- _Set exercise_:
List each line of the data in which the string "devletten" appears.

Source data
****

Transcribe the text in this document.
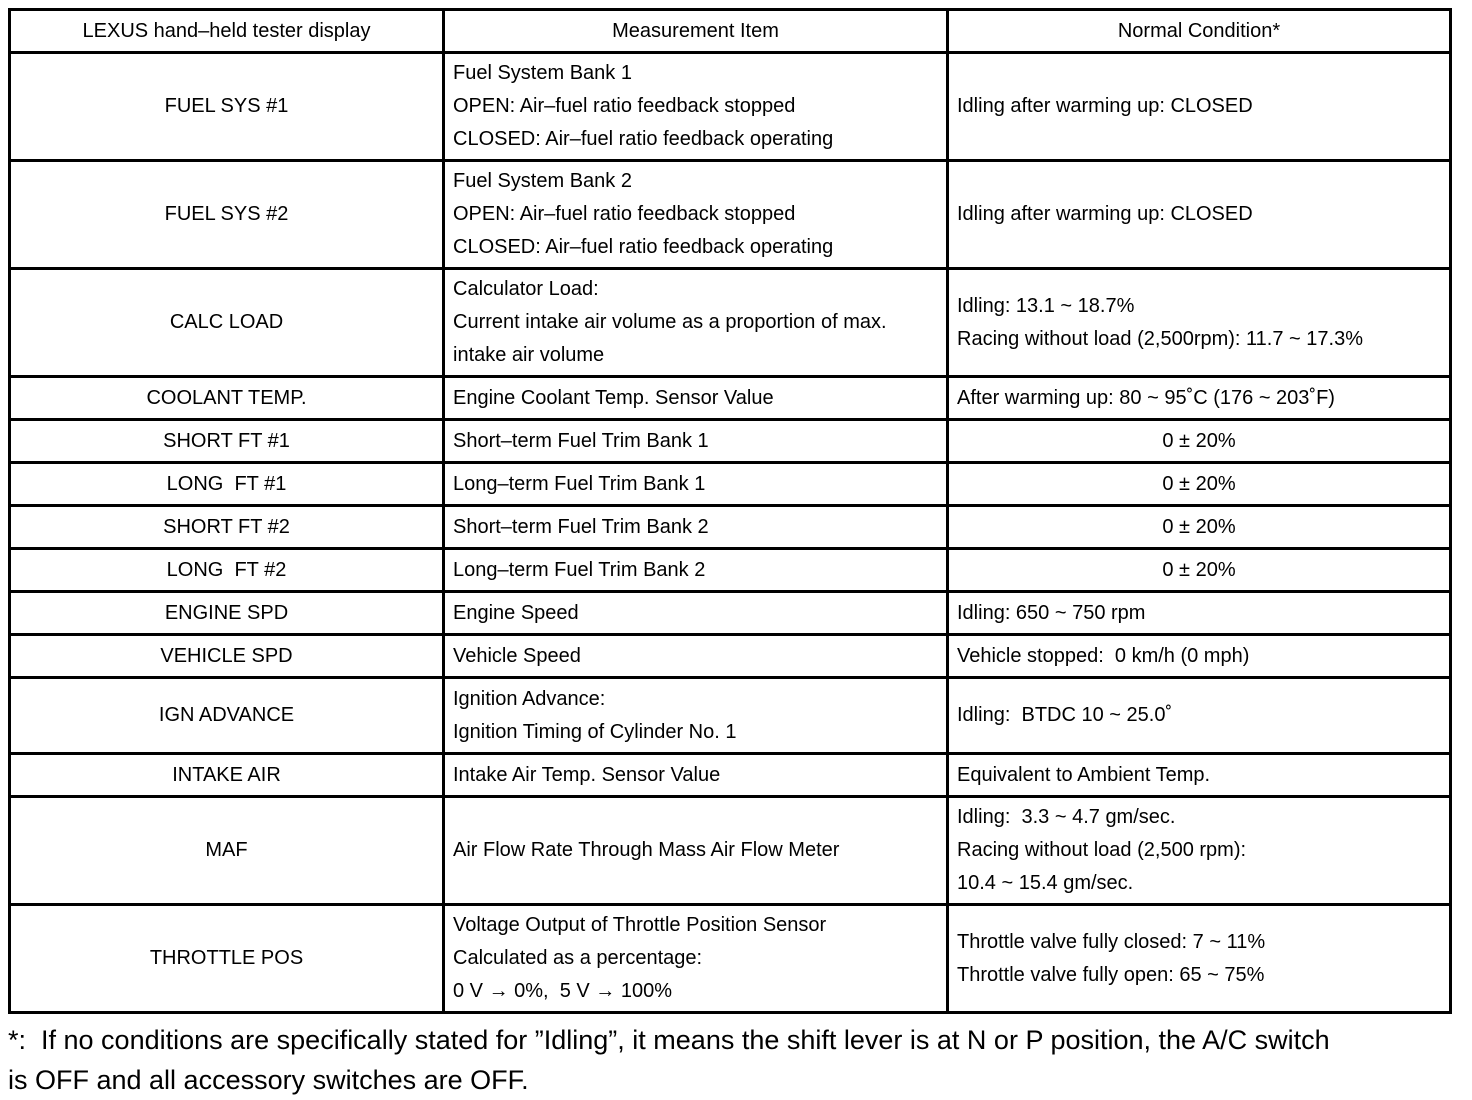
LEXUS hand–held tester display	Measurement Item	Normal Condition*
FUEL SYS #1	Fuel System Bank 1
OPEN: Air–fuel ratio feedback stopped
CLOSED: Air–fuel ratio feedback operating	Idling after warming up: CLOSED

FUEL SYS #2	Fuel System Bank 2
OPEN: Air–fuel ratio feedback stopped
CLOSED: Air–fuel ratio feedback operating	Idling after warming up: CLOSED

CALC LOAD	Calculator Load:
Current intake air volume as a proportion of max.
intake air volume	Idling: 13.1 ~ 18.7%
Racing without load (2,500rpm): 11.7 ~ 17.3%

COOLANT TEMP.	Engine Coolant Temp. Sensor Value	After warming up: 80 ~ 95˚C (176 ~ 203˚F)

SHORT FT #1	Short–term Fuel Trim Bank 1	0 ± 20%

LONG  FT #1	Long–term Fuel Trim Bank 1	0 ± 20%

SHORT FT #2	Short–term Fuel Trim Bank 2	0 ± 20%

LONG  FT #2	Long–term Fuel Trim Bank 2	0 ± 20%

ENGINE SPD	Engine Speed	Idling: 650 ~ 750 rpm

VEHICLE SPD	Vehicle Speed	Vehicle stopped:  0 km/h (0 mph)

IGN ADVANCE	Ignition Advance:
Ignition Timing of Cylinder No. 1	Idling:  BTDC 10 ~ 25.0˚

INTAKE AIR	Intake Air Temp. Sensor Value	Equivalent to Ambient Temp.

MAF	Air Flow Rate Through Mass Air Flow Meter	Idling:  3.3 ~ 4.7 gm/sec.
Racing without load (2,500 rpm):
10.4 ~ 15.4 gm/sec.

THROTTLE POS	Voltage Output of Throttle Position Sensor
Calculated as a percentage:
0 V → 0%,  5 V → 100%	Throttle valve fully closed: 7 ~ 11%
Throttle valve fully open: 65 ~ 75%
*:  If no conditions are specifically stated for ”Idling”, it means the shift lever is at N or P position, the A/C switch
is OFF and all accessory switches are OFF.
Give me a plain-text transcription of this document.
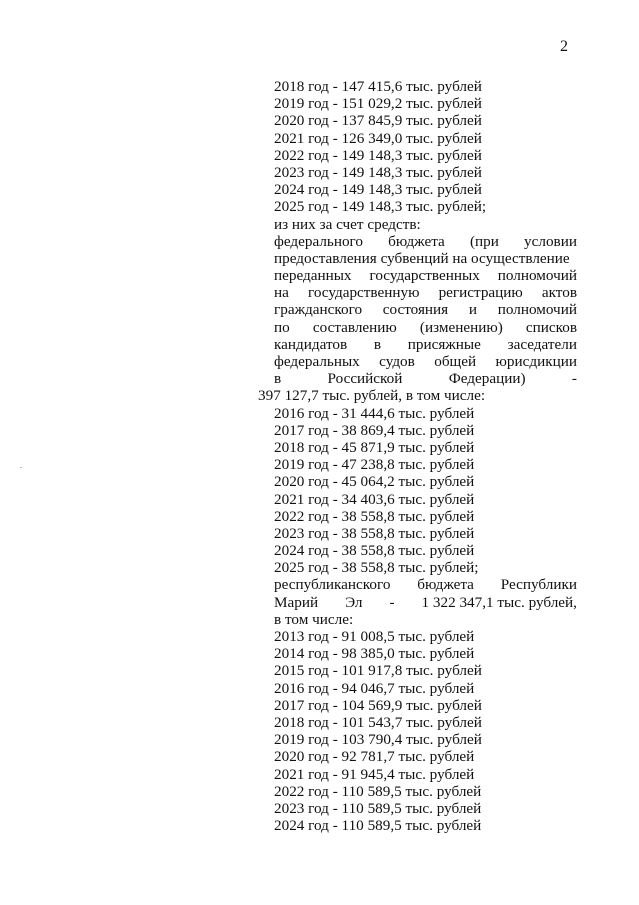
2
2018 год - 147 415,6 тыс. рублей
2019 год - 151 029,2 тыс. рублей
2020 год - 137 845,9 тыс. рублей
2021 год - 126 349,0 тыс. рублей
2022 год - 149 148,3 тыс. рублей
2023 год - 149 148,3 тыс. рублей
2024 год - 149 148,3 тыс. рублей
2025 год - 149 148,3 тыс. рублей;
из них за счет средств:
федерального бюджета (при условии
предоставления субвенций на осуществление
переданных государственных полномочий
на государственную регистрацию актов
гражданского состояния и полномочий
по составлению (изменению) списков
кандидатов в присяжные заседатели
федеральных судов общей юрисдикции
в	Российской	Федерации)	-
397 127,7 тыс. рублей, в том числе:
2016 год - 31 444,6 тыс. рублей
2017 год - 38 869,4 тыс. рублей
2018 год - 45 871,9 тыс. рублей
2019 год - 47 238,8 тыс. рублей
2020 год - 45 064,2 тыс. рублей
2021 год - 34 403,6 тыс. рублей
2022 год - 38 558,8 тыс. рублей
2023 год - 38 558,8 тыс. рублей
2024 год - 38 558,8 тыс. рублей
2025 год - 38 558,8 тыс. рублей;
республиканского бюджета Республики
Марий Эл - 1 322 347,1 тыс. рублей,
в том числе:
2013 год - 91 008,5 тыс. рублей
2014 год - 98 385,0 тыс. рублей
2015 год - 101 917,8 тыс. рублей
2016 год - 94 046,7 тыс. рублей
2017 год - 104 569,9 тыс. рублей
2018 год - 101 543,7 тыс. рублей
2019 год - 103 790,4 тыс. рублей
2020 год - 92 781,7 тыс. рублей
2021 год - 91 945,4 тыс. рублей
2022 год - 110 589,5 тыс. рублей
2023 год - 110 589,5 тыс. рублей
2024 год - 110 589,5 тыс. рублей
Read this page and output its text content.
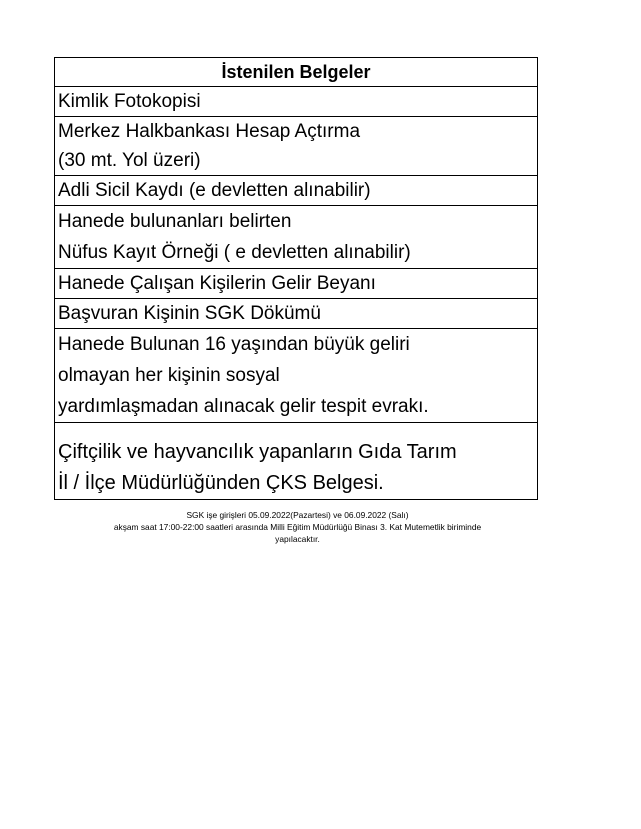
İstenilen Belgeler
Kimlik Fotokopisi
Merkez Halkbankası Hesap Açtırma
(30 mt. Yol üzeri)
Adli Sicil Kaydı (e devletten alınabilir)
Hanede bulunanları belirten
Nüfus Kayıt Örneği ( e devletten alınabilir)
Hanede Çalışan Kişilerin Gelir Beyanı
Başvuran Kişinin SGK Dökümü
Hanede Bulunan 16 yaşından büyük geliri
olmayan her kişinin sosyal
yardımlaşmadan alınacak gelir tespit evrakı.
Çiftçilik ve hayvancılık yapanların Gıda Tarım
İl / İlçe Müdürlüğünden ÇKS Belgesi.
SGK işe girişleri 05.09.2022(Pazartesi) ve 06.09.2022 (Salı)
akşam saat 17:00-22:00 saatleri arasında Milli Eğitim Müdürlüğü Binası 3. Kat Mutemetlik biriminde
yapılacaktır.
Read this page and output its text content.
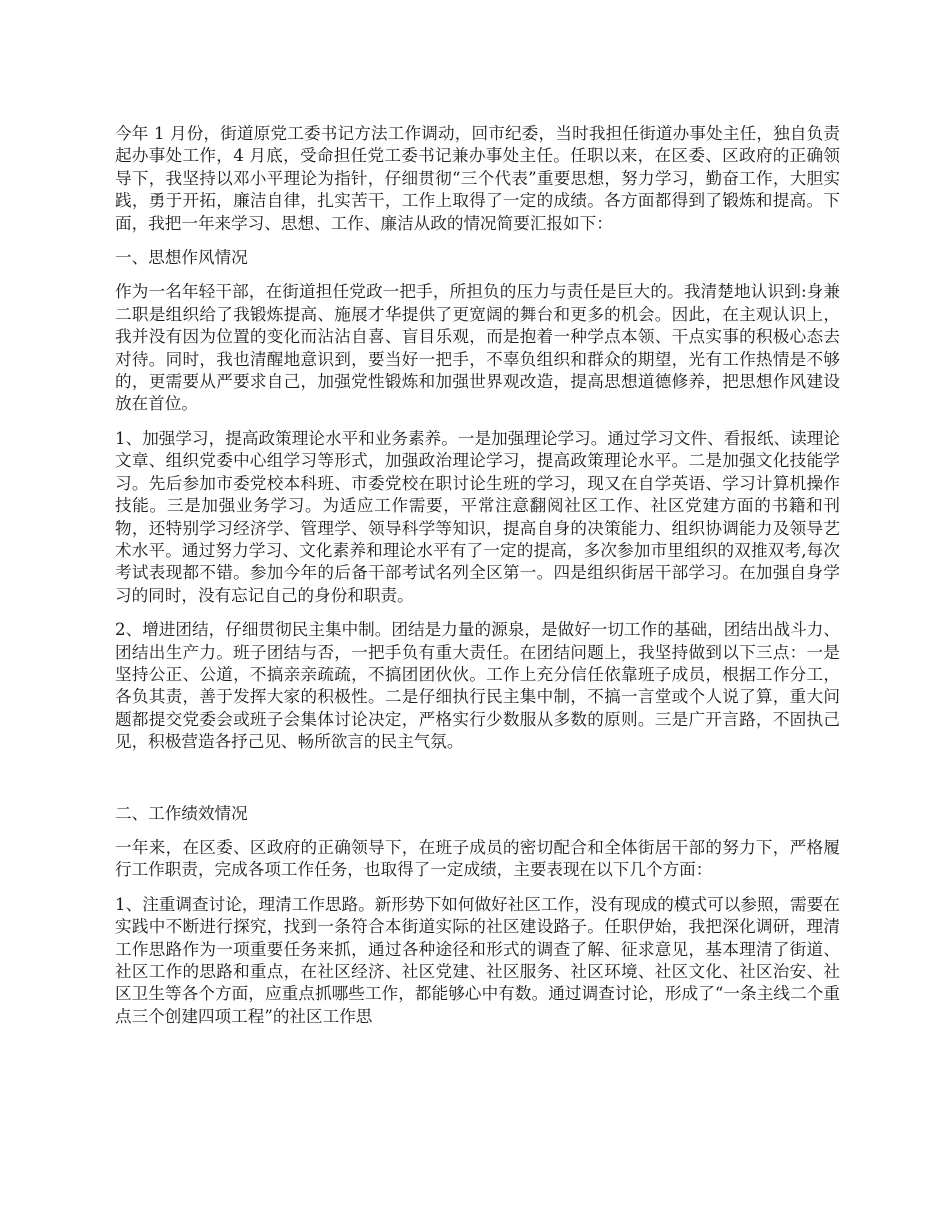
今年 1 月份，街道原党工委书记方法工作调动，回市纪委，当时我担任街道办事处主任，独自负责起办事处工作，4 月底，受命担任党工委书记兼办事处主任。任职以来，在区委、区政府的正确领导下，我坚持以邓小平理论为指针，仔细贯彻“三个代表”重要思想，努力学习，勤奋工作，大胆实践，勇于开拓，廉洁自律，扎实苦干，工作上取得了一定的成绩。各方面都得到了锻炼和提高。下面，我把一年来学习、思想、工作、廉洁从政的情况简要汇报如下：

一、思想作风情况

作为一名年轻干部，在街道担任党政一把手，所担负的压力与责任是巨大的。我清楚地认识到:身兼二职是组织给了我锻炼提高、施展才华提供了更宽阔的舞台和更多的机会。因此，在主观认识上，我并没有因为位置的变化而沾沾自喜、盲目乐观，而是抱着一种学点本领、干点实事的积极心态去对待。同时，我也清醒地意识到，要当好一把手，不辜负组织和群众的期望，光有工作热情是不够的，更需要从严要求自己，加强党性锻炼和加强世界观改造，提高思想道德修养，把思想作风建设放在首位。

1、加强学习，提高政策理论水平和业务素养。一是加强理论学习。通过学习文件、看报纸、读理论文章、组织党委中心组学习等形式，加强政治理论学习，提高政策理论水平。二是加强文化技能学习。先后参加市委党校本科班、市委党校在职讨论生班的学习，现又在自学英语、学习计算机操作技能。三是加强业务学习。为适应工作需要，平常注意翻阅社区工作、社区党建方面的书籍和刊物，还特别学习经济学、管理学、领导科学等知识，提高自身的决策能力、组织协调能力及领导艺术水平。通过努力学习、文化素养和理论水平有了一定的提高，多次参加市里组织的双推双考,每次考试表现都不错。参加今年的后备干部考试名列全区第一。四是组织街居干部学习。在加强自身学习的同时，没有忘记自己的身份和职责。

2、增进团结，仔细贯彻民主集中制。团结是力量的源泉，是做好一切工作的基础，团结出战斗力、团结出生产力。班子团结与否，一把手负有重大责任。在团结问题上，我坚持做到以下三点：一是坚持公正、公道，不搞亲亲疏疏，不搞团团伙伙。工作上充分信任依靠班子成员，根据工作分工，各负其责，善于发挥大家的积极性。二是仔细执行民主集中制，不搞一言堂或个人说了算，重大问题都提交党委会或班子会集体讨论决定，严格实行少数服从多数的原则。三是广开言路，不固执己见，积极营造各抒己见、畅所欲言的民主气氛。

二、工作绩效情况

一年来，在区委、区政府的正确领导下，在班子成员的密切配合和全体街居干部的努力下，严格履行工作职责，完成各项工作任务，也取得了一定成绩，主要表现在以下几个方面：

1、注重调查讨论，理清工作思路。新形势下如何做好社区工作，没有现成的模式可以参照，需要在实践中不断进行探究，找到一条符合本街道实际的社区建设路子。任职伊始，我把深化调研，理清工作思路作为一项重要任务来抓，通过各种途径和形式的调查了解、征求意见，基本理清了街道、社区工作的思路和重点，在社区经济、社区党建、社区服务、社区环境、社区文化、社区治安、社区卫生等各个方面，应重点抓哪些工作，都能够心中有数。通过调查讨论，形成了“一条主线二个重点三个创建四项工程”的社区工作思
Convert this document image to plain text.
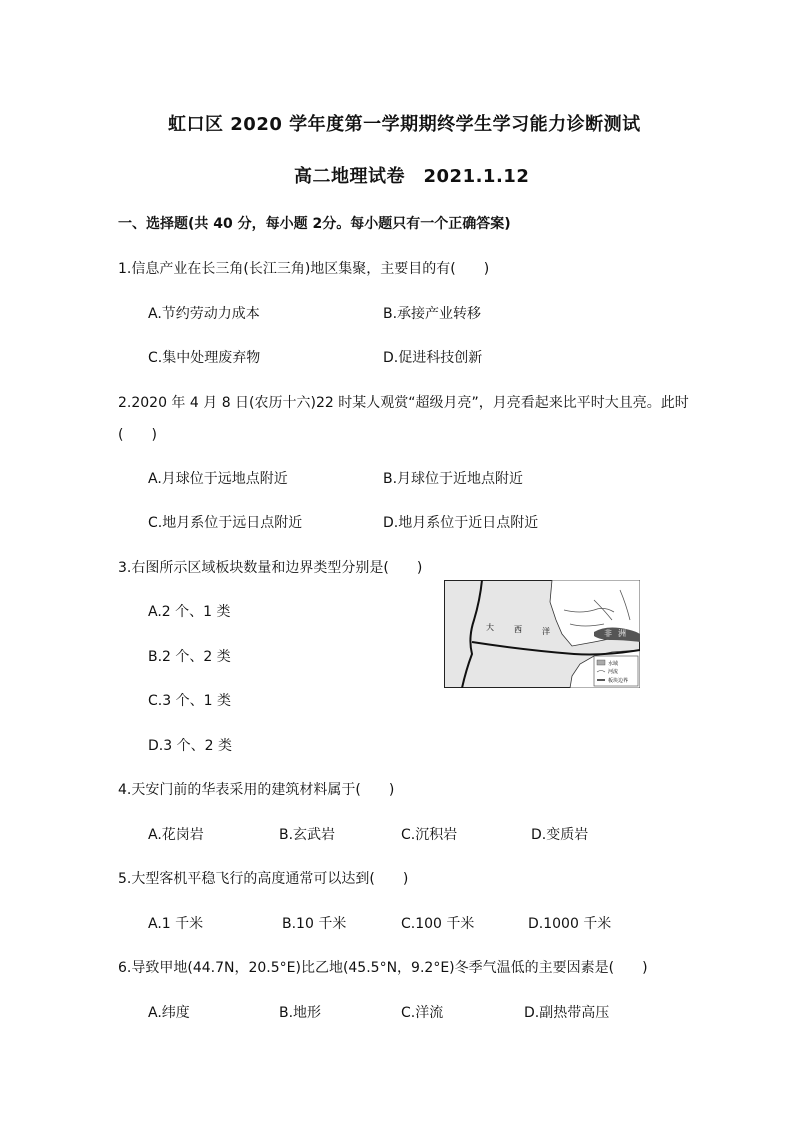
虹口区 2020 学年度第一学期期终学生学习能力诊断测试
高二地理试卷　2021.1.12
一、选择题(共 40 分，每小题 2分。每小题只有一个正确答案)
1.信息产业在长三角(长江三角)地区集聚，主要目的有(　　)
A.节约劳动力成本	B.承接产业转移
C.集中处理废弃物	D.促进科技创新
2.2020 年 4 月 8 日(农历十六)22 时某人观赏“超级月亮”，月亮看起来比平时大且亮。此时
(　　)
A.月球位于远地点附近	B.月球位于近地点附近
C.地月系位于远日点附近	D.地月系位于近日点附近
3.右图所示区域板块数量和边界类型分别是(　　)
A.2 个、1 类
B.2 个、2 类
C.3 个、1 类
D.3 个、2 类
大	西	洋	非 洲
水域
河流
板块边界
4.天安门前的华表采用的建筑材料属于(　　)
A.花岗岩	B.玄武岩	C.沉积岩	D.变质岩
5.大型客机平稳飞行的高度通常可以达到(　　)
A.1 千米	B.10 千米	C.100 千米	D.1000 千米
6.导致甲地(44.7N，20.5°E)比乙地(45.5°N，9.2°E)冬季气温低的主要因素是(　　)
A.纬度	B.地形	C.洋流	D.副热带高压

****

- _Problem solution_:
Adli Sicil Kaydı (e devletten alınabilir)
Nüfus Kayıt Örneği ( e devletten alınabilir)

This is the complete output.